# Your objective
Transcribe each line exactly.

# Recorded data
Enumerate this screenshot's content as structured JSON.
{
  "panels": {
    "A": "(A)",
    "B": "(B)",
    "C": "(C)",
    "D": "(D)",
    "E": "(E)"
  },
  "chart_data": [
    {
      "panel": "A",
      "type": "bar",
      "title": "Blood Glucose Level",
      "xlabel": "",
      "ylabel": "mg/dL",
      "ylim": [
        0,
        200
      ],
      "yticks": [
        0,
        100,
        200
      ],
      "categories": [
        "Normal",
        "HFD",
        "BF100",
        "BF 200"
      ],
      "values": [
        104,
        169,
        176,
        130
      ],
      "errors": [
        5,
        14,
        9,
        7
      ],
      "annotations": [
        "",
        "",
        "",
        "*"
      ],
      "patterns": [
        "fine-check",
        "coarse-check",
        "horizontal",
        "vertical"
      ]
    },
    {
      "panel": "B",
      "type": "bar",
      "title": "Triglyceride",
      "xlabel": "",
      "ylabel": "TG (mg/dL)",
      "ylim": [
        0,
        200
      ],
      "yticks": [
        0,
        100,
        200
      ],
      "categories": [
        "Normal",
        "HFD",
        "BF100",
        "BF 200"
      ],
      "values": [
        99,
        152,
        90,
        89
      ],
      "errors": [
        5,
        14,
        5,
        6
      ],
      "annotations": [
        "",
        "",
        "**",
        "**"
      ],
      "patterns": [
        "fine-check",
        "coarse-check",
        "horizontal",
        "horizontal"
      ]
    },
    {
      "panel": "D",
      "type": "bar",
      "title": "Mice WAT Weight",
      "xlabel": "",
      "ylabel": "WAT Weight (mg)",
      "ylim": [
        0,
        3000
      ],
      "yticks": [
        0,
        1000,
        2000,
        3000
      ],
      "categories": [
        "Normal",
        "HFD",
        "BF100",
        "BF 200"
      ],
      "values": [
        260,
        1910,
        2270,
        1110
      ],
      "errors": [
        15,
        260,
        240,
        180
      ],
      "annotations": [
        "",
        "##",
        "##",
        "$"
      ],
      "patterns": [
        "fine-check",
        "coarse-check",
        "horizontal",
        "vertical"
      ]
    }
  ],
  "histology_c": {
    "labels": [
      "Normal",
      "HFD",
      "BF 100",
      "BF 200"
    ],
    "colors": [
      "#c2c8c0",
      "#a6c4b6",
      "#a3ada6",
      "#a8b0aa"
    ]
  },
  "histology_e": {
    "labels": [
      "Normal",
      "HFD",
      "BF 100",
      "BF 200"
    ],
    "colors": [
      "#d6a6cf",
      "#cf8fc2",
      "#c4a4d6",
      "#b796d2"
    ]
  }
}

# Result of this task
Enumerate this screenshot's content as structured JSON.
{
  "panels": {
    "A": "(A)",
    "B": "(B)",
    "C": "(C)",
    "D": "(D)",
    "E": "(E)"
  },
  "chart_data": [
    {
      "panel": "A",
      "type": "bar",
      "title": "Blood Glucose Level",
      "xlabel": "",
      "ylabel": "mg/dL",
      "ylim": [
        0,
        200
      ],
      "yticks": [
        0,
        100,
        200
      ],
      "categories": [
        "Normal",
        "HFD",
        "BF100",
        "BF 200"
      ],
      "values": [
        104,
        169,
        176,
        130
      ],
      "errors": [
        5,
        14,
        9,
        7
      ],
      "annotations": [
        "",
        "",
        "",
        "*"
      ],
      "patterns": [
        "fine-check",
        "coarse-check",
        "horizontal",
        "vertical"
      ]
    },
    {
      "panel": "B",
      "type": "bar",
      "title": "Triglyceride",
      "xlabel": "",
      "ylabel": "TG (mg/dL)",
      "ylim": [
        0,
        200
      ],
      "yticks": [
        0,
        100,
        200
      ],
      "categories": [
        "Normal",
        "HFD",
        "BF100",
        "BF 200"
      ],
      "values": [
        99,
        152,
        90,
        89
      ],
      "errors": [
        5,
        14,
        5,
        6
      ],
      "annotations": [
        "",
        "",
        "**",
        "**"
      ],
      "patterns": [
        "fine-check",
        "coarse-check",
        "horizontal",
        "horizontal"
      ]
    },
    {
      "panel": "D",
      "type": "bar",
      "title": "Mice WAT Weight",
      "xlabel": "",
      "ylabel": "WAT Weight (mg)",
      "ylim": [
        0,
        3000
      ],
      "yticks": [
        0,
        1000,
        2000,
        3000
      ],
      "categories": [
        "Normal",
        "HFD",
        "BF100",
        "BF 200"
      ],
      "values": [
        260,
        1910,
        2270,
        1110
      ],
      "errors": [
        15,
        260,
        240,
        180
      ],
      "annotations": [
        "",
        "##",
        "##",
        "$"
      ],
      "patterns": [
        "fine-check",
        "coarse-check",
        "horizontal",
        "vertical"
      ]
    }
  ],
  "histology_c": {
    "labels": [
      "Normal",
      "HFD",
      "BF 100",
      "BF 200"
    ],
    "colors": [
      "#c2c8c0",
      "#a6c4b6",
      "#a3ada6",
      "#a8b0aa"
    ]
  },
  "histology_e": {
    "labels": [
      "Normal",
      "HFD",
      "BF 100",
      "BF 200"
    ],
    "colors": [
      "#d6a6cf",
      "#cf8fc2",
      "#c4a4d6",
      "#b796d2"
    ]
  }
}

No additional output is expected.